##### RECORDS TO PROCESS #####

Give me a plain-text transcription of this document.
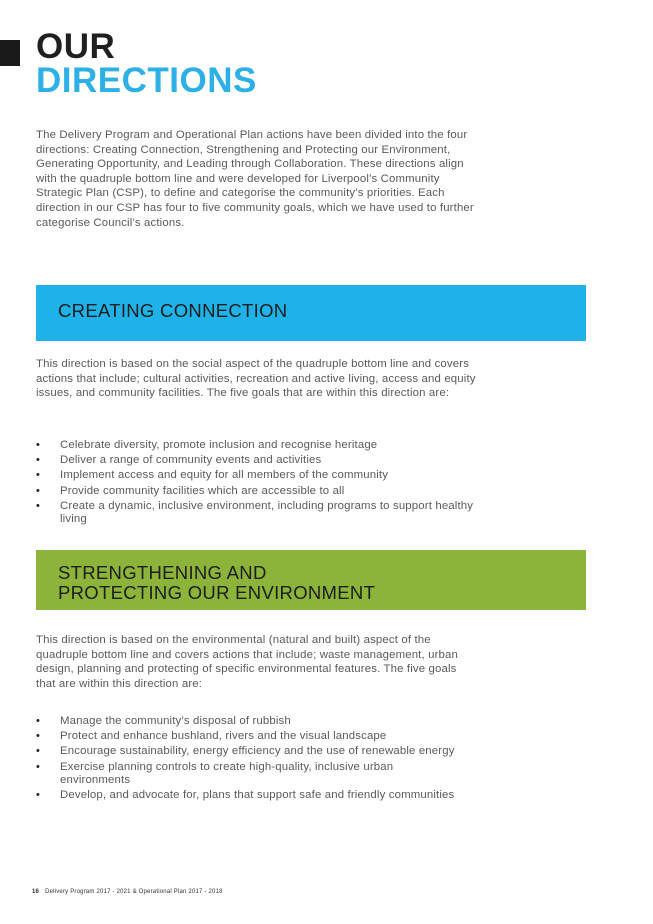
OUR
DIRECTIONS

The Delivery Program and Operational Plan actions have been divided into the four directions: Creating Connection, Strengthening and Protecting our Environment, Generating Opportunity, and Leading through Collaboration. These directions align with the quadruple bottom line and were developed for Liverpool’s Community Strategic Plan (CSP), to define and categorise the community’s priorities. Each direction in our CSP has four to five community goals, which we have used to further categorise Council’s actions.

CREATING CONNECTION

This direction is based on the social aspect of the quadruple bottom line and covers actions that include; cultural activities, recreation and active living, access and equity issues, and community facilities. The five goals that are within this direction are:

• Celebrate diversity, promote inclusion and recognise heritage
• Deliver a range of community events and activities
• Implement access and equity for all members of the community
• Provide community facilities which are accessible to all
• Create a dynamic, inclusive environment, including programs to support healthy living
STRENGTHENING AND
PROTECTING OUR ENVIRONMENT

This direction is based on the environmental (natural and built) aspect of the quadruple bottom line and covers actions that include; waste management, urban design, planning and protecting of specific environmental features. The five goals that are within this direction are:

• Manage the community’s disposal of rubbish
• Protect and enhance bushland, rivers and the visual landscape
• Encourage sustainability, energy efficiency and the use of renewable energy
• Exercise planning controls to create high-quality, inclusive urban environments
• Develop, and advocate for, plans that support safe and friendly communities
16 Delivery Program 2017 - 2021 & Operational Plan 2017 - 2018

#####

- [TASK PROMPT]: From the listing above, pick out every line containing "five".

- [OUTPUT]:
The Delivery Program and Operational Plan actions have been divided into the four directions: Creating Connection, Strengthening and Protecting our Environment, Generating Opportunity, and Leading through Collaboration. These directions align with the quadruple bottom line and were developed for Liverpool’s Community Strategic Plan (CSP), to define and categorise the community’s priorities. Each direction in our CSP has four to five community goals, which we have used to further categorise Council’s actions.
This direction is based on the social aspect of the quadruple bottom line and covers actions that include; cultural activities, recreation and active living, access and equity issues, and community facilities. The five goals that are within this direction are:
This direction is based on the environmental (natural and built) aspect of the quadruple bottom line and covers actions that include; waste management, urban design, planning and protecting of specific environmental features. The five goals that are within this direction are:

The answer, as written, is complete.